=== GIVEN ENTRIES ===
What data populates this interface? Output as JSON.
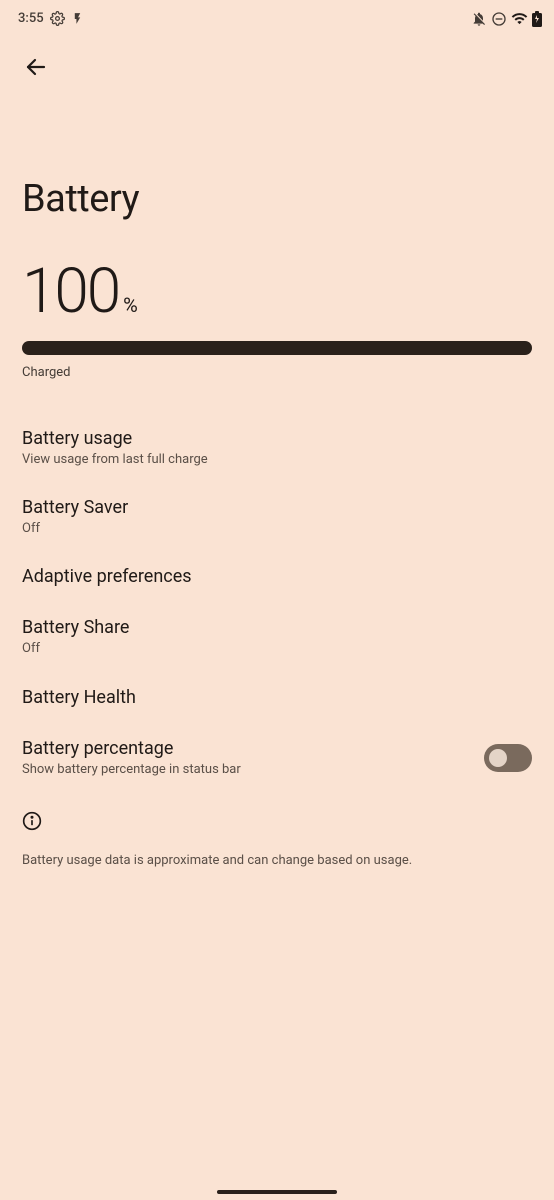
{
  "status_bar": {
    "time": "3:55"
  },
  "page": {
    "title": "Battery"
  },
  "battery": {
    "value": "100",
    "unit": "%",
    "status": "Charged"
  },
  "settings": [
    {
      "title": "Battery usage",
      "subtitle": "View usage from last full charge"
    },
    {
      "title": "Battery Saver",
      "subtitle": "Off"
    },
    {
      "title": "Adaptive preferences",
      "subtitle": ""
    },
    {
      "title": "Battery Share",
      "subtitle": "Off"
    },
    {
      "title": "Battery Health",
      "subtitle": ""
    },
    {
      "title": "Battery percentage",
      "subtitle": "Show battery percentage in status bar"
    }
  ],
  "footer": {
    "info": "Battery usage data is approximate and can change based on usage."
  }
}
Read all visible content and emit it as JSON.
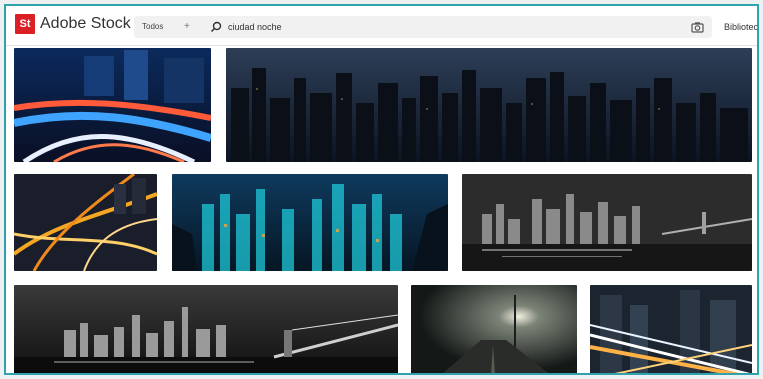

=== WHAT THIS TASK INVOLVES ===
Restate the data above exactly, stripping out each image.

=== OUTPUT FOR THIS TASK ===
What data populates this interface? Output as JSON.
{
  "status_bar": {
    "time": "3:55"
  },
  "page": {
    "title": "Battery"
  },
  "battery": {
    "value": "100",
    "unit": "%",
    "status": "Charged"
  },
  "settings": [
    {
      "title": "Battery usage",
      "subtitle": "View usage from last full charge"
    },
    {
      "title": "Battery Saver",
      "subtitle": "Off"
    },
    {
      "title": "Adaptive preferences",
      "subtitle": ""
    },
    {
      "title": "Battery Share",
      "subtitle": "Off"
    },
    {
      "title": "Battery Health",
      "subtitle": ""
    },
    {
      "title": "Battery percentage",
      "subtitle": "Show battery percentage in status bar"
    }
  ],
  "footer": {
    "info": "Battery usage data is approximate and can change based on usage."
  }
}
Read all visible content and emit it as JSON.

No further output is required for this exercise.